- **WORK TO COMPLETE**: Go through the entries one line at a time, and gather every line that has the word "JSON".

#####

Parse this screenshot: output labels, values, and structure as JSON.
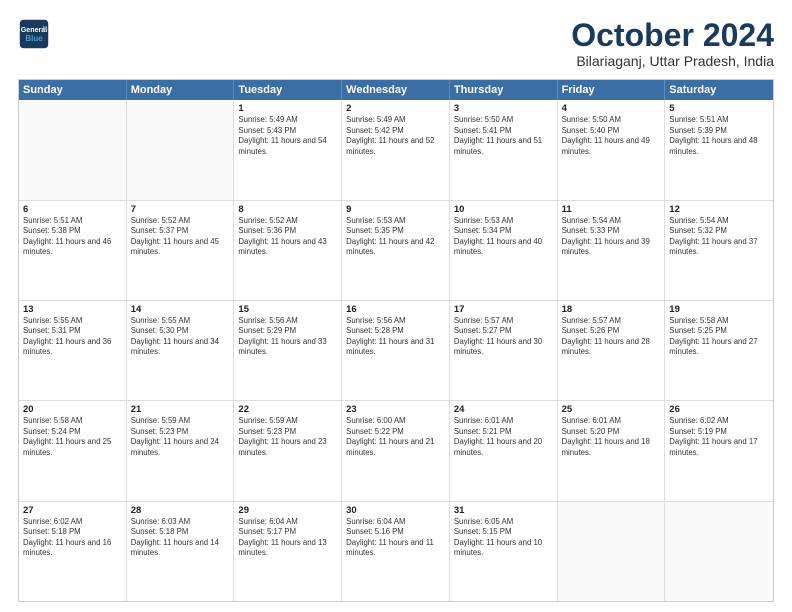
{
  "logo": {
    "line1": "General",
    "line2": "Blue"
  },
  "title": "October 2024",
  "subtitle": "Bilariaganj, Uttar Pradesh, India",
  "days": [
    "Sunday",
    "Monday",
    "Tuesday",
    "Wednesday",
    "Thursday",
    "Friday",
    "Saturday"
  ],
  "weeks": [
    [
      {
        "day": "",
        "info": ""
      },
      {
        "day": "",
        "info": ""
      },
      {
        "day": "1",
        "info": "Sunrise: 5:49 AM\nSunset: 5:43 PM\nDaylight: 11 hours and 54 minutes."
      },
      {
        "day": "2",
        "info": "Sunrise: 5:49 AM\nSunset: 5:42 PM\nDaylight: 11 hours and 52 minutes."
      },
      {
        "day": "3",
        "info": "Sunrise: 5:50 AM\nSunset: 5:41 PM\nDaylight: 11 hours and 51 minutes."
      },
      {
        "day": "4",
        "info": "Sunrise: 5:50 AM\nSunset: 5:40 PM\nDaylight: 11 hours and 49 minutes."
      },
      {
        "day": "5",
        "info": "Sunrise: 5:51 AM\nSunset: 5:39 PM\nDaylight: 11 hours and 48 minutes."
      }
    ],
    [
      {
        "day": "6",
        "info": "Sunrise: 5:51 AM\nSunset: 5:38 PM\nDaylight: 11 hours and 46 minutes."
      },
      {
        "day": "7",
        "info": "Sunrise: 5:52 AM\nSunset: 5:37 PM\nDaylight: 11 hours and 45 minutes."
      },
      {
        "day": "8",
        "info": "Sunrise: 5:52 AM\nSunset: 5:36 PM\nDaylight: 11 hours and 43 minutes."
      },
      {
        "day": "9",
        "info": "Sunrise: 5:53 AM\nSunset: 5:35 PM\nDaylight: 11 hours and 42 minutes."
      },
      {
        "day": "10",
        "info": "Sunrise: 5:53 AM\nSunset: 5:34 PM\nDaylight: 11 hours and 40 minutes."
      },
      {
        "day": "11",
        "info": "Sunrise: 5:54 AM\nSunset: 5:33 PM\nDaylight: 11 hours and 39 minutes."
      },
      {
        "day": "12",
        "info": "Sunrise: 5:54 AM\nSunset: 5:32 PM\nDaylight: 11 hours and 37 minutes."
      }
    ],
    [
      {
        "day": "13",
        "info": "Sunrise: 5:55 AM\nSunset: 5:31 PM\nDaylight: 11 hours and 36 minutes."
      },
      {
        "day": "14",
        "info": "Sunrise: 5:55 AM\nSunset: 5:30 PM\nDaylight: 11 hours and 34 minutes."
      },
      {
        "day": "15",
        "info": "Sunrise: 5:56 AM\nSunset: 5:29 PM\nDaylight: 11 hours and 33 minutes."
      },
      {
        "day": "16",
        "info": "Sunrise: 5:56 AM\nSunset: 5:28 PM\nDaylight: 11 hours and 31 minutes."
      },
      {
        "day": "17",
        "info": "Sunrise: 5:57 AM\nSunset: 5:27 PM\nDaylight: 11 hours and 30 minutes."
      },
      {
        "day": "18",
        "info": "Sunrise: 5:57 AM\nSunset: 5:26 PM\nDaylight: 11 hours and 28 minutes."
      },
      {
        "day": "19",
        "info": "Sunrise: 5:58 AM\nSunset: 5:25 PM\nDaylight: 11 hours and 27 minutes."
      }
    ],
    [
      {
        "day": "20",
        "info": "Sunrise: 5:58 AM\nSunset: 5:24 PM\nDaylight: 11 hours and 25 minutes."
      },
      {
        "day": "21",
        "info": "Sunrise: 5:59 AM\nSunset: 5:23 PM\nDaylight: 11 hours and 24 minutes."
      },
      {
        "day": "22",
        "info": "Sunrise: 5:59 AM\nSunset: 5:23 PM\nDaylight: 11 hours and 23 minutes."
      },
      {
        "day": "23",
        "info": "Sunrise: 6:00 AM\nSunset: 5:22 PM\nDaylight: 11 hours and 21 minutes."
      },
      {
        "day": "24",
        "info": "Sunrise: 6:01 AM\nSunset: 5:21 PM\nDaylight: 11 hours and 20 minutes."
      },
      {
        "day": "25",
        "info": "Sunrise: 6:01 AM\nSunset: 5:20 PM\nDaylight: 11 hours and 18 minutes."
      },
      {
        "day": "26",
        "info": "Sunrise: 6:02 AM\nSunset: 5:19 PM\nDaylight: 11 hours and 17 minutes."
      }
    ],
    [
      {
        "day": "27",
        "info": "Sunrise: 6:02 AM\nSunset: 5:18 PM\nDaylight: 11 hours and 16 minutes."
      },
      {
        "day": "28",
        "info": "Sunrise: 6:03 AM\nSunset: 5:18 PM\nDaylight: 11 hours and 14 minutes."
      },
      {
        "day": "29",
        "info": "Sunrise: 6:04 AM\nSunset: 5:17 PM\nDaylight: 11 hours and 13 minutes."
      },
      {
        "day": "30",
        "info": "Sunrise: 6:04 AM\nSunset: 5:16 PM\nDaylight: 11 hours and 11 minutes."
      },
      {
        "day": "31",
        "info": "Sunrise: 6:05 AM\nSunset: 5:15 PM\nDaylight: 11 hours and 10 minutes."
      },
      {
        "day": "",
        "info": ""
      },
      {
        "day": "",
        "info": ""
      }
    ]
  ]
}
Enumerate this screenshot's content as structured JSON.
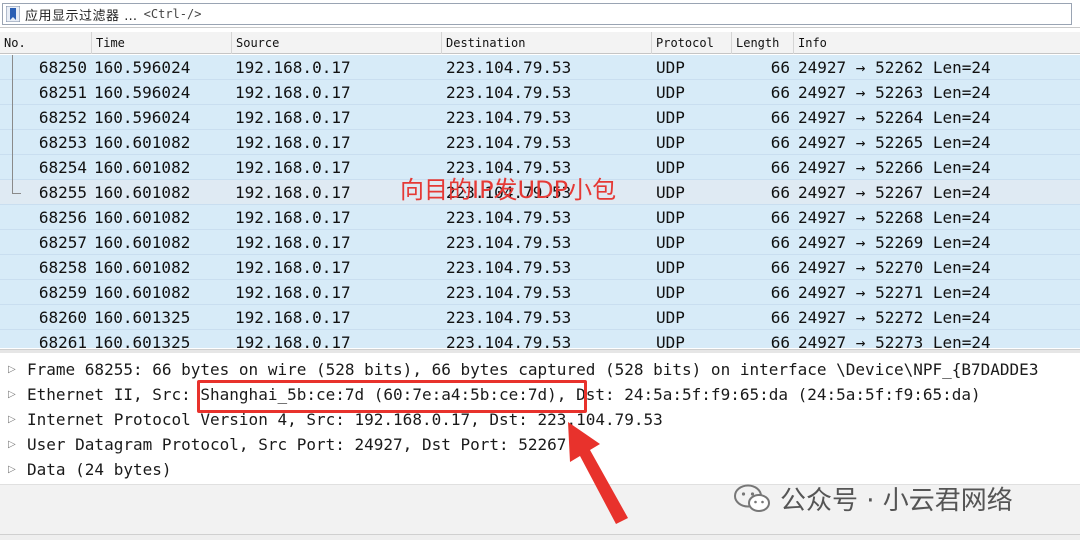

#####

- **RESPONSE FOR THIS EXERCISE**:
Parse this screenshot: output labels, values, and structure as JSON.
Enumerate this screenshot's content as structured JSON.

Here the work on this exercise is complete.